### WHAT TO PRODUCE
Give only the number of lines that contain the word "проектирование".
####
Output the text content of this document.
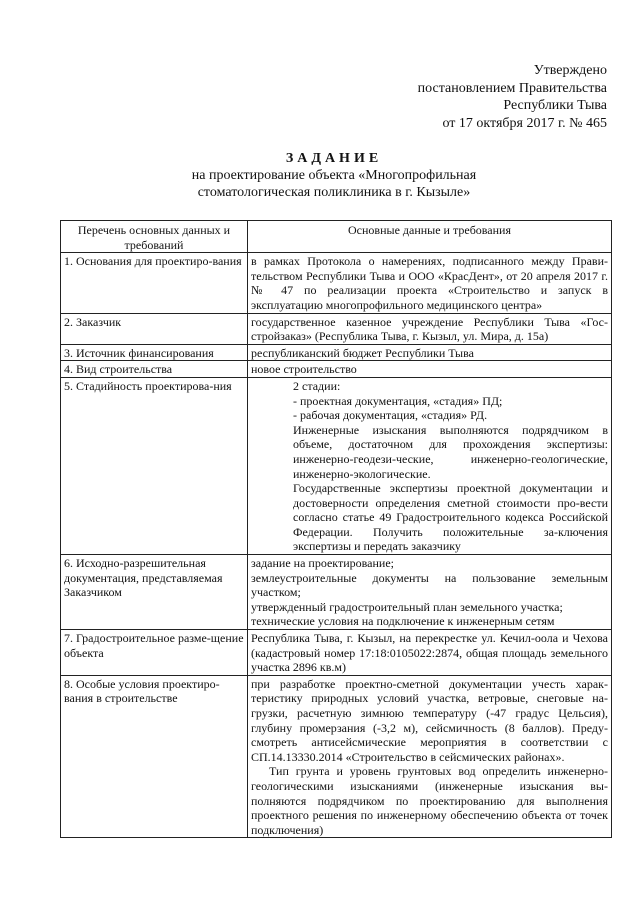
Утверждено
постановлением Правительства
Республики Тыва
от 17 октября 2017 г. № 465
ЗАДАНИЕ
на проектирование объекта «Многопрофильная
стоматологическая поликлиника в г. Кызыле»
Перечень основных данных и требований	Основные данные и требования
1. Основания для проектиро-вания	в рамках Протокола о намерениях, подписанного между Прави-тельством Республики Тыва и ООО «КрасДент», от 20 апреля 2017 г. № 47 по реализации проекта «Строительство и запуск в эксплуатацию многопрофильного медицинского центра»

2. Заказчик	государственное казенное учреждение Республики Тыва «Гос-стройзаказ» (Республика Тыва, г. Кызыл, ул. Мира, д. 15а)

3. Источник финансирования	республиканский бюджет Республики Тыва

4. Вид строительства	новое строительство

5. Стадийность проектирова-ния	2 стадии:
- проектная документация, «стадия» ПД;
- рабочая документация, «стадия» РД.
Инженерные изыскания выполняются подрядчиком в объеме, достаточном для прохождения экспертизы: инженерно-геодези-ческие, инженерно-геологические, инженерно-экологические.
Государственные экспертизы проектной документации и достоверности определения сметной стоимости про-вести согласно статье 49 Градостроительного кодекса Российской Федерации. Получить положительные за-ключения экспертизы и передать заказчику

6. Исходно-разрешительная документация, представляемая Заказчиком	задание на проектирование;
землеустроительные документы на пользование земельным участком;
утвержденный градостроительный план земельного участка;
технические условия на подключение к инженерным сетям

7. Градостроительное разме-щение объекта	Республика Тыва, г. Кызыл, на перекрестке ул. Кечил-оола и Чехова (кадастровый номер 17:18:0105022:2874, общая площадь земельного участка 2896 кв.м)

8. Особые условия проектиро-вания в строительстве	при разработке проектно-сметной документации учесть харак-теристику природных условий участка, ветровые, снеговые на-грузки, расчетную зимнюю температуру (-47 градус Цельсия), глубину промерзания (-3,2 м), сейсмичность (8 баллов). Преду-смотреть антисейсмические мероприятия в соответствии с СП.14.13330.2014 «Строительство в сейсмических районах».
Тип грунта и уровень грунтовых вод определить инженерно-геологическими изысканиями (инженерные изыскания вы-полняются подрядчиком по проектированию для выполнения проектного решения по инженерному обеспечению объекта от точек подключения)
####
### WORKED SOLUTION
2